** START OF Data excerpts **

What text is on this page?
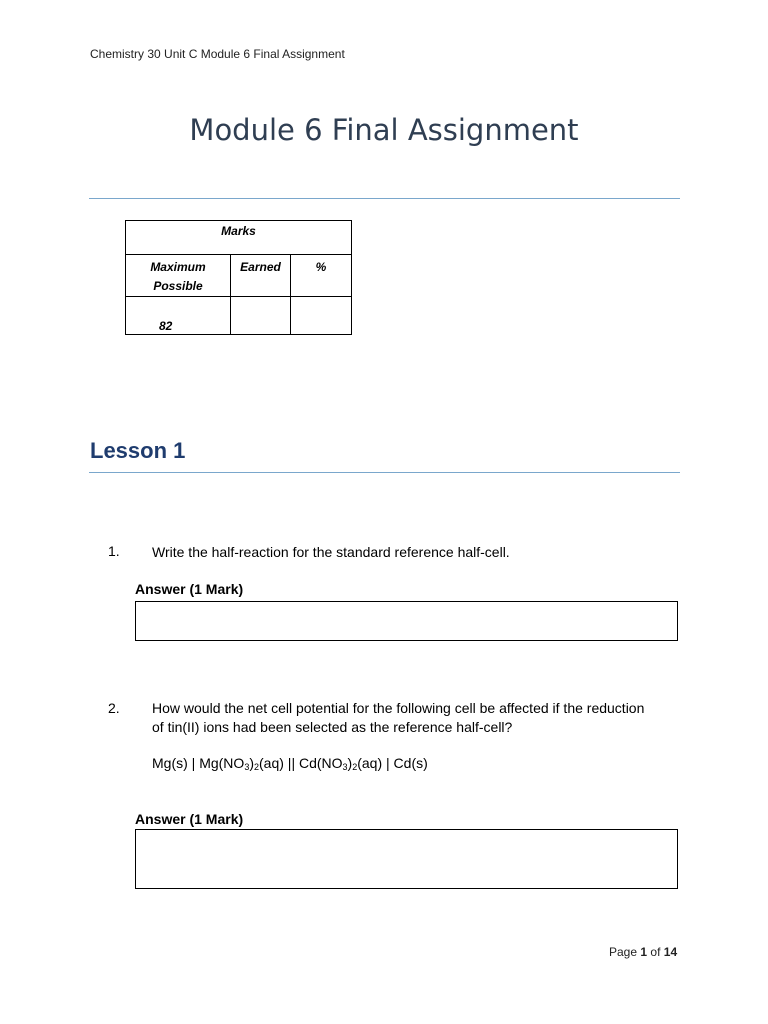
Chemistry 30 Unit C Module 6 Final Assignment
Module 6 Final Assignment
Marks		
Maximum Possible	Earned	%
82		
Lesson 1
1. Write the half-reaction for the standard reference half-cell.
Answer (1 Mark)
2. How would the net cell potential for the following cell be affected if the reduction of tin(II) ions had been selected as the reference half-cell?
Mg(s) | $Mg(NO_3)_2(aq)$ || $Cd(NO_3)_2(aq)$ | Cd(s)
Answer (1 Mark)
Page 1 of 14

** END OF Data excerpts **

What you have to do
Pictures in the records must not appear in the copy; transcribe everything else precisely.

Exercise output
What text is on this page?
Chemistry 30 Unit C Module 6 Final Assignment
Module 6 Final Assignment
Marks		
Maximum Possible	Earned	%
82		
Lesson 1
1. Write the half-reaction for the standard reference half-cell.
Answer (1 Mark)
2. How would the net cell potential for the following cell be affected if the reduction of tin(II) ions had been selected as the reference half-cell?
Mg(s) | $Mg(NO_3)_2(aq)$ || $Cd(NO_3)_2(aq)$ | Cd(s)
Answer (1 Mark)
Page 1 of 14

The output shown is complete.